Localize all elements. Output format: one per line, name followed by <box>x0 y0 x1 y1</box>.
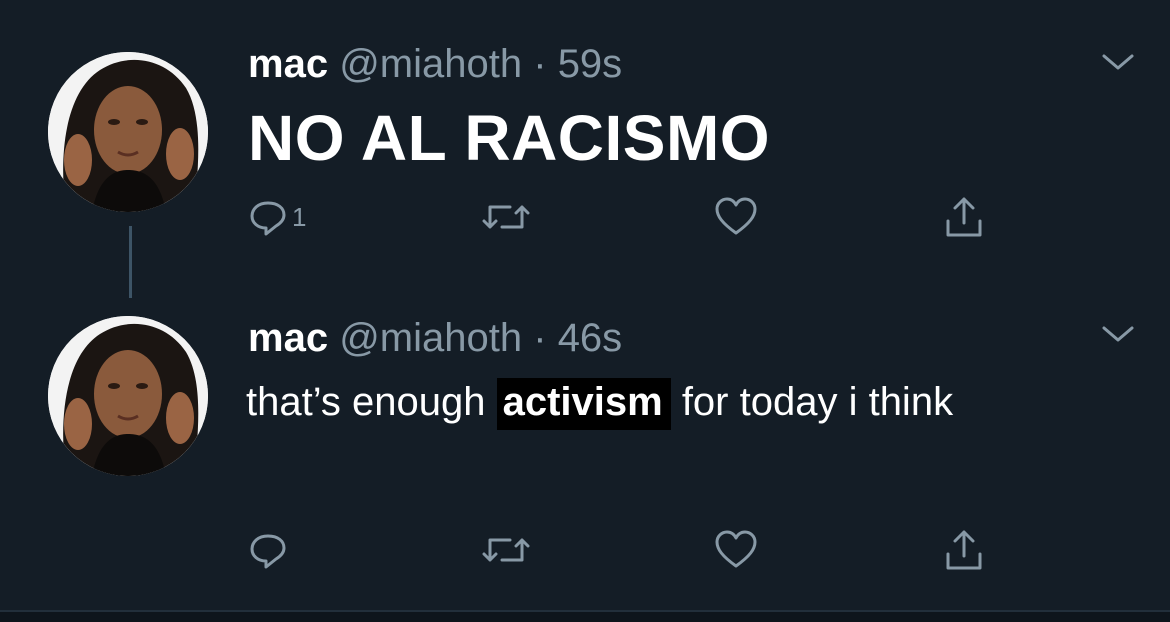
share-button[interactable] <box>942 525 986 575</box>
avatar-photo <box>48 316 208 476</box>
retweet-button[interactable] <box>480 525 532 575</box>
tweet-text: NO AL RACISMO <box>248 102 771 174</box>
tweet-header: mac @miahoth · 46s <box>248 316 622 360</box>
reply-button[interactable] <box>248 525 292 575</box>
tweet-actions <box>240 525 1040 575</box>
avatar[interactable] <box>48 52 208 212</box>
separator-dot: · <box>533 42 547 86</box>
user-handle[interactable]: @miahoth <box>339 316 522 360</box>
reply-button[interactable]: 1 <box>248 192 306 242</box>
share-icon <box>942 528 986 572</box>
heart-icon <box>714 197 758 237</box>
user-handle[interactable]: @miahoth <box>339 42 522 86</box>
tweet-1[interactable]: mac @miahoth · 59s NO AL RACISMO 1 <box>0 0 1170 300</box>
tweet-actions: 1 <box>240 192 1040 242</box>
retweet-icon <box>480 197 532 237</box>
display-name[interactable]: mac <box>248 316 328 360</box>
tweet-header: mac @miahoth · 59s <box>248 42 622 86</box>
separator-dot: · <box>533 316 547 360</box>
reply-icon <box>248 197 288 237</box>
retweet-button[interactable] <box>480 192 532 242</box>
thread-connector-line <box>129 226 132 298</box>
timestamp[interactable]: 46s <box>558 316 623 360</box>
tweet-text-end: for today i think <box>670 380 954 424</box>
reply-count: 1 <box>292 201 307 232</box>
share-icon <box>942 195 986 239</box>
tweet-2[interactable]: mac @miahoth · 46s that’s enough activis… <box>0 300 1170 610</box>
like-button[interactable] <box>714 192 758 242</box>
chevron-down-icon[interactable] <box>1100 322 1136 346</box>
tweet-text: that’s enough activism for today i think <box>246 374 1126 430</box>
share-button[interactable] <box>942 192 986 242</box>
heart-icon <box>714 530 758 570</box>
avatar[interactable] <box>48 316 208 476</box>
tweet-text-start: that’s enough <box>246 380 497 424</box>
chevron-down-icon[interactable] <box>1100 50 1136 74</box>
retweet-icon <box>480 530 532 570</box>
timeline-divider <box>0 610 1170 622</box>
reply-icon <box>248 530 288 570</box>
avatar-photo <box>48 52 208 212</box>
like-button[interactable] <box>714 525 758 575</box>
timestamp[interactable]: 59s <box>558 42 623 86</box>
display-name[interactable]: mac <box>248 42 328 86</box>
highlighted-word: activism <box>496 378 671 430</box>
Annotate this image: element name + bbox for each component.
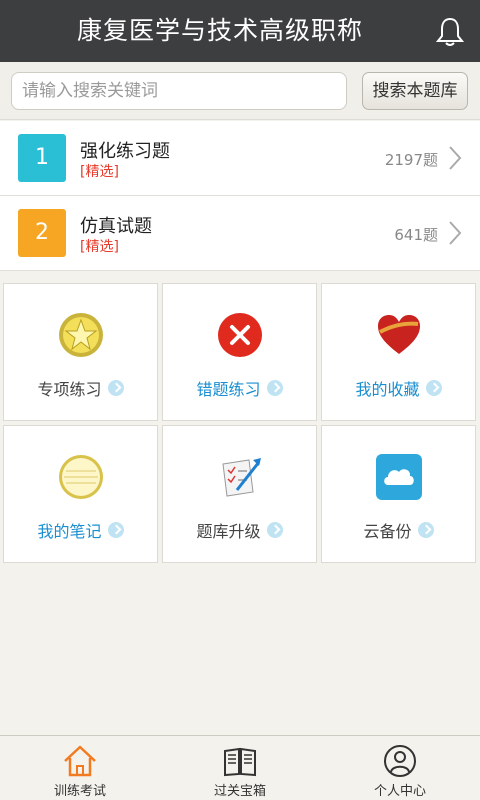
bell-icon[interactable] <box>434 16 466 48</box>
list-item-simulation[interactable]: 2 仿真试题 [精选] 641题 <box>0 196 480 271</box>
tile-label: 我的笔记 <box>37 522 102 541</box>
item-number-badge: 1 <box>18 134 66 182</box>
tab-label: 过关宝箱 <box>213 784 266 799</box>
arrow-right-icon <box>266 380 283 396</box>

Exercise brief: Substitute "share-glyph" for "share-icon" in everything from the line containing "share-button[interactable] <box>942 525" down through the line containing "timestamp[interactable]: 59s <box>558", and output those lines with nothing else changed.

Correct result:
share-button[interactable] <box>942 525 986 575</box>
avatar-photo <box>48 316 208 476</box>
retweet-button[interactable] <box>480 525 532 575</box>
tweet-text: NO AL RACISMO <box>248 102 771 174</box>
tweet-header: mac @miahoth · 46s <box>248 316 622 360</box>
reply-button[interactable] <box>248 525 292 575</box>
tweet-actions <box>240 525 1040 575</box>
avatar[interactable] <box>48 52 208 212</box>
separator-dot: · <box>533 42 547 86</box>
user-handle[interactable]: @miahoth <box>339 316 522 360</box>
reply-button[interactable]: 1 <box>248 192 306 242</box>
share-glyph <box>942 528 986 572</box>
heart-icon <box>714 197 758 237</box>
user-handle[interactable]: @miahoth <box>339 42 522 86</box>
tweet-1[interactable]: mac @miahoth · 59s NO AL RACISMO 1 <box>0 0 1170 300</box>
tweet-actions: 1 <box>240 192 1040 242</box>
retweet-icon <box>480 197 532 237</box>
display-name[interactable]: mac <box>248 316 328 360</box>
tweet-header: mac @miahoth · 59s <box>248 42 622 86</box>
separator-dot: · <box>533 316 547 360</box>
reply-icon <box>248 197 288 237</box>
retweet-button[interactable] <box>480 192 532 242</box>
thread-connector-line <box>129 226 132 298</box>
timestamp[interactable]: 46s <box>558 316 623 360</box>
tweet-text-end: for today i think <box>670 380 954 424</box>
reply-count: 1 <box>292 201 307 232</box>
share-glyph <box>942 195 986 239</box>
tweet-2[interactable]: mac @miahoth · 46s that’s enough activis… <box>0 300 1170 610</box>
like-button[interactable] <box>714 192 758 242</box>
chevron-down-icon[interactable] <box>1100 322 1136 346</box>
tweet-text: that’s enough activism for today i think <box>246 374 1126 430</box>
share-button[interactable] <box>942 192 986 242</box>
heart-icon <box>714 530 758 570</box>
avatar[interactable] <box>48 316 208 476</box>
tweet-text-start: that’s enough <box>246 380 497 424</box>
chevron-down-icon[interactable] <box>1100 50 1136 74</box>
retweet-icon <box>480 530 532 570</box>
timeline-divider <box>0 610 1170 622</box>
reply-icon <box>248 530 288 570</box>
avatar-photo <box>48 52 208 212</box>
like-button[interactable] <box>714 525 758 575</box>
timestamp[interactable]: 59s <box>558 42 623 86</box>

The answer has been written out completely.